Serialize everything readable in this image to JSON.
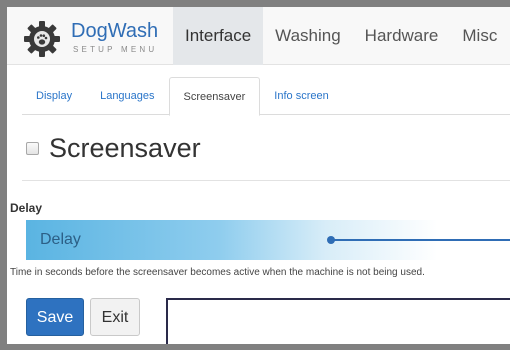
{
  "brand": {
    "name": "DogWash",
    "subtitle": "SETUP MENU"
  },
  "topnav": {
    "items": [
      {
        "label": "Interface",
        "active": true
      },
      {
        "label": "Washing",
        "active": false
      },
      {
        "label": "Hardware",
        "active": false
      },
      {
        "label": "Misc",
        "active": false
      }
    ]
  },
  "subtabs": {
    "items": [
      {
        "label": "Display",
        "active": false
      },
      {
        "label": "Languages",
        "active": false
      },
      {
        "label": "Screensaver",
        "active": true
      },
      {
        "label": "Info screen",
        "active": false
      }
    ]
  },
  "section": {
    "title": "Screensaver",
    "enabled": false
  },
  "delay": {
    "label": "Delay",
    "slider_text": "Delay",
    "help": "Time in seconds before the screensaver becomes active when the machine is not being used."
  },
  "buttons": {
    "save": "Save",
    "exit": "Exit"
  },
  "colors": {
    "accent": "#2f6db5",
    "slider_start": "#5ab4e2",
    "active_tab_bg": "#e4e7ea"
  },
  "icons": {
    "logo": "gear-paw-icon"
  }
}
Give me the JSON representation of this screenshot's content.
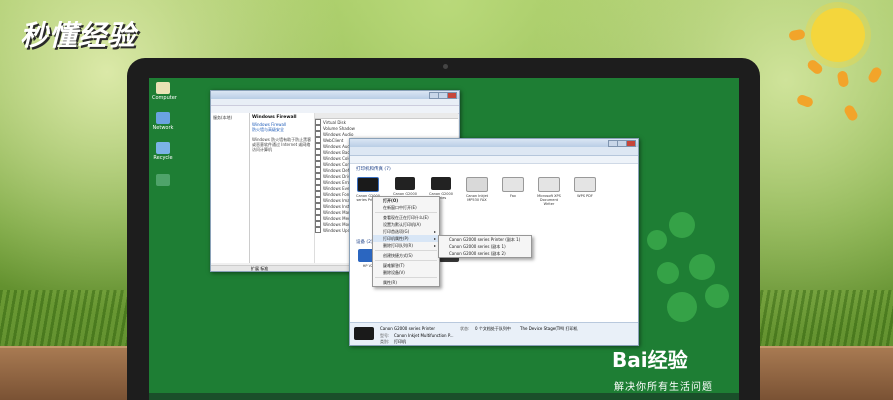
{
  "watermark": {
    "logo_text": "秒懂经验"
  },
  "branding": {
    "baidu_text": "Bai经验",
    "baidu_slogan": "解决你所有生活问题"
  },
  "desktop": {
    "icons": [
      {
        "label": "Computer"
      },
      {
        "label": "Network"
      },
      {
        "label": "Recycle"
      },
      {
        "label": ""
      }
    ]
  },
  "firewall_window": {
    "title": "Windows Firewall",
    "side_link_1": "Windows Firewall",
    "side_link_2": "防火墙与高级安全",
    "side_text": "Windows 防火墙有助于防止黑客或恶意软件通过 Internet 或网络访问计算机",
    "services": [
      "Virtual Disk",
      "Volume Shadow",
      "Windows Audio",
      "WebClient",
      "Windows Audi...",
      "Windows Back...",
      "Windows Color...",
      "Windows Conn...",
      "Windows Defe...",
      "Windows Driv...",
      "Windows Error...",
      "Windows Event...",
      "Windows Font...",
      "Windows Imag...",
      "Windows Inst...",
      "Windows Man...",
      "Windows Med...",
      "Windows Mod...",
      "Windows Upd..."
    ],
    "status": "扩展  标准"
  },
  "devices_window": {
    "section_label": "打印机和传真 (7)",
    "printers": [
      {
        "name": "Canon G2000 series Printer"
      },
      {
        "name": "Canon G2000 series"
      },
      {
        "name": "Canon G2000 series"
      },
      {
        "name": "Canon Inkjet MP530 FAX"
      },
      {
        "name": "Fax"
      },
      {
        "name": "Microsoft XPS Document Writer"
      },
      {
        "name": "WPS PDF"
      }
    ],
    "devices_label": "设备 (2)",
    "device_names": [
      "HP V2",
      ""
    ],
    "details": {
      "name": "Canon G2000 series Printer",
      "state_label": "状态:",
      "state_value": "0 个文档处于队列中",
      "model_label": "型号:",
      "model_value": "Canon Inkjet Multifunction P...",
      "category_label": "类别:",
      "category_value": "打印机",
      "status_line": "The Device Stage(TM) 打印机"
    }
  },
  "context_menu": {
    "items": [
      {
        "label": "打开(O)"
      },
      {
        "label": "在新窗口中打开(E)"
      },
      {
        "label": "查看现在正在打印什么(E)"
      },
      {
        "label": "设置为默认打印机(A)"
      },
      {
        "label": "打印首选项(G)"
      },
      {
        "label": "打印机属性(P)"
      },
      {
        "label": "删除打印队列(R)"
      },
      {
        "label": "创建快捷方式(S)"
      },
      {
        "label": "疑难解答(T)"
      },
      {
        "label": "删除设备(V)"
      },
      {
        "label": "属性(R)"
      }
    ]
  },
  "submenu": {
    "items": [
      {
        "label": "Canon G2000 series Printer (副本 1)"
      },
      {
        "label": "Canon G2000 series (副本 1)"
      },
      {
        "label": "Canon G2000 series (副本 2)"
      }
    ]
  },
  "colors": {
    "screen_bg": "#1e7e34",
    "accent_green": "#3aa84b"
  }
}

--*--

• [Prompt]:
Make an exact copy of every entry above, minus the images.

• [Answer to the exercise]:
Serialize everything readable in this image to JSON.
{
  "brand": {
    "name": "DogWash",
    "subtitle": "SETUP MENU"
  },
  "topnav": {
    "items": [
      {
        "label": "Interface",
        "active": true
      },
      {
        "label": "Washing",
        "active": false
      },
      {
        "label": "Hardware",
        "active": false
      },
      {
        "label": "Misc",
        "active": false
      }
    ]
  },
  "subtabs": {
    "items": [
      {
        "label": "Display",
        "active": false
      },
      {
        "label": "Languages",
        "active": false
      },
      {
        "label": "Screensaver",
        "active": true
      },
      {
        "label": "Info screen",
        "active": false
      }
    ]
  },
  "section": {
    "title": "Screensaver",
    "enabled": false
  },
  "delay": {
    "label": "Delay",
    "slider_text": "Delay",
    "help": "Time in seconds before the screensaver becomes active when the machine is not being used."
  },
  "buttons": {
    "save": "Save",
    "exit": "Exit"
  },
  "colors": {
    "accent": "#2f6db5",
    "slider_start": "#5ab4e2",
    "active_tab_bg": "#e4e7ea"
  },
  "icons": {
    "logo": "gear-paw-icon"
  }
}
Give me the JSON representation of this screenshot's content.
{
  "watermark": {
    "logo_text": "秒懂经验"
  },
  "branding": {
    "baidu_text": "Bai经验",
    "baidu_slogan": "解决你所有生活问题"
  },
  "desktop": {
    "icons": [
      {
        "label": "Computer"
      },
      {
        "label": "Network"
      },
      {
        "label": "Recycle"
      },
      {
        "label": ""
      }
    ]
  },
  "firewall_window": {
    "title": "Windows Firewall",
    "side_link_1": "Windows Firewall",
    "side_link_2": "防火墙与高级安全",
    "side_text": "Windows 防火墙有助于防止黑客或恶意软件通过 Internet 或网络访问计算机",
    "services": [
      "Virtual Disk",
      "Volume Shadow",
      "Windows Audio",
      "WebClient",
      "Windows Audi...",
      "Windows Back...",
      "Windows Color...",
      "Windows Conn...",
      "Windows Defe...",
      "Windows Driv...",
      "Windows Error...",
      "Windows Event...",
      "Windows Font...",
      "Windows Imag...",
      "Windows Inst...",
      "Windows Man...",
      "Windows Med...",
      "Windows Mod...",
      "Windows Upd..."
    ],
    "status": "扩展  标准"
  },
  "devices_window": {
    "section_label": "打印机和传真 (7)",
    "printers": [
      {
        "name": "Canon G2000 series Printer"
      },
      {
        "name": "Canon G2000 series"
      },
      {
        "name": "Canon G2000 series"
      },
      {
        "name": "Canon Inkjet MP530 FAX"
      },
      {
        "name": "Fax"
      },
      {
        "name": "Microsoft XPS Document Writer"
      },
      {
        "name": "WPS PDF"
      }
    ],
    "devices_label": "设备 (2)",
    "device_names": [
      "HP V2",
      ""
    ],
    "details": {
      "name": "Canon G2000 series Printer",
      "state_label": "状态:",
      "state_value": "0 个文档处于队列中",
      "model_label": "型号:",
      "model_value": "Canon Inkjet Multifunction P...",
      "category_label": "类别:",
      "category_value": "打印机",
      "status_line": "The Device Stage(TM) 打印机"
    }
  },
  "context_menu": {
    "items": [
      {
        "label": "打开(O)"
      },
      {
        "label": "在新窗口中打开(E)"
      },
      {
        "label": "查看现在正在打印什么(E)"
      },
      {
        "label": "设置为默认打印机(A)"
      },
      {
        "label": "打印首选项(G)"
      },
      {
        "label": "打印机属性(P)"
      },
      {
        "label": "删除打印队列(R)"
      },
      {
        "label": "创建快捷方式(S)"
      },
      {
        "label": "疑难解答(T)"
      },
      {
        "label": "删除设备(V)"
      },
      {
        "label": "属性(R)"
      }
    ]
  },
  "submenu": {
    "items": [
      {
        "label": "Canon G2000 series Printer (副本 1)"
      },
      {
        "label": "Canon G2000 series (副本 1)"
      },
      {
        "label": "Canon G2000 series (副本 2)"
      }
    ]
  },
  "colors": {
    "screen_bg": "#1e7e34",
    "accent_green": "#3aa84b"
  }
}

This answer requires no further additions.